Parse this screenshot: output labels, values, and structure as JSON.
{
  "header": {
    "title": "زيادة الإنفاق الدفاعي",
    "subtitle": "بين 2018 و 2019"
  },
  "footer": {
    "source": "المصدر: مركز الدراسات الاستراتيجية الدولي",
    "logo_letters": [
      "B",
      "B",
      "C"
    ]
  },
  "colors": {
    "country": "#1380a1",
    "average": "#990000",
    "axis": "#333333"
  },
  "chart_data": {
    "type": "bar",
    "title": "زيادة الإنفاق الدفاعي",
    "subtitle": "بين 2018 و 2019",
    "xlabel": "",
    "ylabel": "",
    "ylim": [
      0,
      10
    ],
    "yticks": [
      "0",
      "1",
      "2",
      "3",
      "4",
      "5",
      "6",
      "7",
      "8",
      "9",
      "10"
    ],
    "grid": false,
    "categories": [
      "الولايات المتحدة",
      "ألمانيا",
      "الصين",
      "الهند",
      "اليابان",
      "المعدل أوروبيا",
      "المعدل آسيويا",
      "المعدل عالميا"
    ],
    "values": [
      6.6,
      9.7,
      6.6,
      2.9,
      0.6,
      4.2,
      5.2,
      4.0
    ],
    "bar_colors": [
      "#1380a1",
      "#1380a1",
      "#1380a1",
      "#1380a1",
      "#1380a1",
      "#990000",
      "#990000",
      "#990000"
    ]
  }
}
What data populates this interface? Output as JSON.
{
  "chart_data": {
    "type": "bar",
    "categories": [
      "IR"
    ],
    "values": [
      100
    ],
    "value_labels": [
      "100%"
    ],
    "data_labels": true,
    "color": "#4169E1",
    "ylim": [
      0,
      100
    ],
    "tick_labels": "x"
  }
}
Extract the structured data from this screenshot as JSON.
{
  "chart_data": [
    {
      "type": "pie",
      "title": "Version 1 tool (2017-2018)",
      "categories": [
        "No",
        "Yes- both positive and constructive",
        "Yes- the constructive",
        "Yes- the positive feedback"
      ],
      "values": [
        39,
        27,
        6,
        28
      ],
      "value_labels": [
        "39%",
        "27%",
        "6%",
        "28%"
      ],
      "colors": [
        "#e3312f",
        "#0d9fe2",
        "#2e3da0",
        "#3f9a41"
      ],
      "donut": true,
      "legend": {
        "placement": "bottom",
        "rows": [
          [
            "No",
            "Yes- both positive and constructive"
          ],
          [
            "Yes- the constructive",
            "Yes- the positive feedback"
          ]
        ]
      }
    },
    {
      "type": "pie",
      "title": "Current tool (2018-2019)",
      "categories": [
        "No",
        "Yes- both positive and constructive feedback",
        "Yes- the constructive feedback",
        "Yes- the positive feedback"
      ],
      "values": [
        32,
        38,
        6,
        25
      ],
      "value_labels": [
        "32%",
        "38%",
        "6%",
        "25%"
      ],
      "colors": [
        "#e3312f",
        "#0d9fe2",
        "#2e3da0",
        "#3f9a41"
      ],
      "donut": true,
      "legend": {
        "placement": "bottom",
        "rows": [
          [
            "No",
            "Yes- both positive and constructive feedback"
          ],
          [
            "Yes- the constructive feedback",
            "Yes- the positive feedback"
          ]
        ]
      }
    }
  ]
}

#####

Exercise prompt: Extract all lines that hold the word "this".

Output of the task:
Parse this screenshot: output labels, values, and structure as JSON.
What data populates this interface? Output as JSON.
Extract the structured data from this screenshot as JSON.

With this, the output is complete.